- _Data lines_
━━━━━━━━
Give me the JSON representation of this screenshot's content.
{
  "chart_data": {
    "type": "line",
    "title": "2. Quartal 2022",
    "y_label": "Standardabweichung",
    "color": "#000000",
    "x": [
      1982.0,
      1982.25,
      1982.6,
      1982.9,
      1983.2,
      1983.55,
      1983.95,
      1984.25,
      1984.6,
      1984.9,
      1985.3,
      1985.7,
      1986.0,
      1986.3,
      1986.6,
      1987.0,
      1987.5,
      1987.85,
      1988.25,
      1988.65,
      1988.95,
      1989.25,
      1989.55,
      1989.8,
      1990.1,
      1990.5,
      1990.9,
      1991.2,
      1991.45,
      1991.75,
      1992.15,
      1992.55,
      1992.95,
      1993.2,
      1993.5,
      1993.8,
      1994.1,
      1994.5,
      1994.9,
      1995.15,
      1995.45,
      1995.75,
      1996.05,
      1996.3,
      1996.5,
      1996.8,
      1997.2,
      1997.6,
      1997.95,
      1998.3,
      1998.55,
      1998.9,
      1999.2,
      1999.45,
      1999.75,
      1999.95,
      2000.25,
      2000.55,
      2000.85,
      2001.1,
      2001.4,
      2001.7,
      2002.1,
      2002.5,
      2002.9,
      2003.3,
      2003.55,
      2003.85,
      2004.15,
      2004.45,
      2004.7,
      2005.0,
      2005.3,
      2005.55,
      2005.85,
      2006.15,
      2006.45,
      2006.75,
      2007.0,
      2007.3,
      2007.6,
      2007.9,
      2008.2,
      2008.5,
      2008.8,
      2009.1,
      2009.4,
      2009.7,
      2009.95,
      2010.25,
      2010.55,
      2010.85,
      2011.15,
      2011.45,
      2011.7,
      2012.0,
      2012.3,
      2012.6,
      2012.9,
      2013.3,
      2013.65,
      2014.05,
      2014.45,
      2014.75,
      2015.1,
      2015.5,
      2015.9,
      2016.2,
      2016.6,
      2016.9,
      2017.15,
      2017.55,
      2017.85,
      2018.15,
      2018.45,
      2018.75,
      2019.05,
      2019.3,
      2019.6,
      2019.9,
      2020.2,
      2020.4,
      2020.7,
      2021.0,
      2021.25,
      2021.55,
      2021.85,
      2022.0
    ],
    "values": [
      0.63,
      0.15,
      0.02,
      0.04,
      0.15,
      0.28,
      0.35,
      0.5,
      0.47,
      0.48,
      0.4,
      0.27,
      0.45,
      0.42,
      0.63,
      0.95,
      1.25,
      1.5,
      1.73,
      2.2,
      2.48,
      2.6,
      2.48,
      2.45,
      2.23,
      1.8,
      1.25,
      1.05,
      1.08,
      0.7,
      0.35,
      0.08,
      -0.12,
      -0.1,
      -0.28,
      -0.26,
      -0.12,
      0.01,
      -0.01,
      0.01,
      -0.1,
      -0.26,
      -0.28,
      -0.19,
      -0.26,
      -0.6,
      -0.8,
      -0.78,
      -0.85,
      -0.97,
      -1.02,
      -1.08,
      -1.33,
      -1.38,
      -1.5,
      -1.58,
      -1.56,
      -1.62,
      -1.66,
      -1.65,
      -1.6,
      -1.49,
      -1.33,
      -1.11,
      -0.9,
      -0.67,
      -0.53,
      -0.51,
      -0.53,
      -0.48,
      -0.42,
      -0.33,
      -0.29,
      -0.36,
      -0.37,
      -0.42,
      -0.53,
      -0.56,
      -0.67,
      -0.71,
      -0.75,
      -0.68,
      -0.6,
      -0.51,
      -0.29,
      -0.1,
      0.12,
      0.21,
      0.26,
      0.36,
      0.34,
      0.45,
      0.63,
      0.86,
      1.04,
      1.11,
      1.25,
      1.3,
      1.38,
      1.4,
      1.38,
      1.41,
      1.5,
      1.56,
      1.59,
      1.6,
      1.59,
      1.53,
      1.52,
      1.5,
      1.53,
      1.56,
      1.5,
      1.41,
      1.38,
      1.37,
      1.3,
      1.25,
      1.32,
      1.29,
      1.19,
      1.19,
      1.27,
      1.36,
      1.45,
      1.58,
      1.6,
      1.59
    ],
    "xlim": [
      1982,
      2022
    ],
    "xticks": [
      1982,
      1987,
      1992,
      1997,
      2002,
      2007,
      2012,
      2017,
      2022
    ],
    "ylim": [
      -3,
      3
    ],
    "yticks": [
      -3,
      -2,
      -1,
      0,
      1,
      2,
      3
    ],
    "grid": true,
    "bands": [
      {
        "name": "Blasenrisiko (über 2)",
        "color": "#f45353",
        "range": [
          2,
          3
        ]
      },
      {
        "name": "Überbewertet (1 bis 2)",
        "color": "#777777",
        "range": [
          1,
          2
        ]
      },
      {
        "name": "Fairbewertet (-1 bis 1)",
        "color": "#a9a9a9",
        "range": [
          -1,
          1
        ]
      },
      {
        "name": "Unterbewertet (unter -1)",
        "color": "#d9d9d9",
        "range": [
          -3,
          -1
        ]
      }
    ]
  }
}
━━━━━━━━
Which lines in the records above contain the string "color"? Copy each one.

- _Exercise answer_
    "color": "#000000",
        "color": "#f45353",
        "color": "#777777",
        "color": "#a9a9a9",
        "color": "#d9d9d9",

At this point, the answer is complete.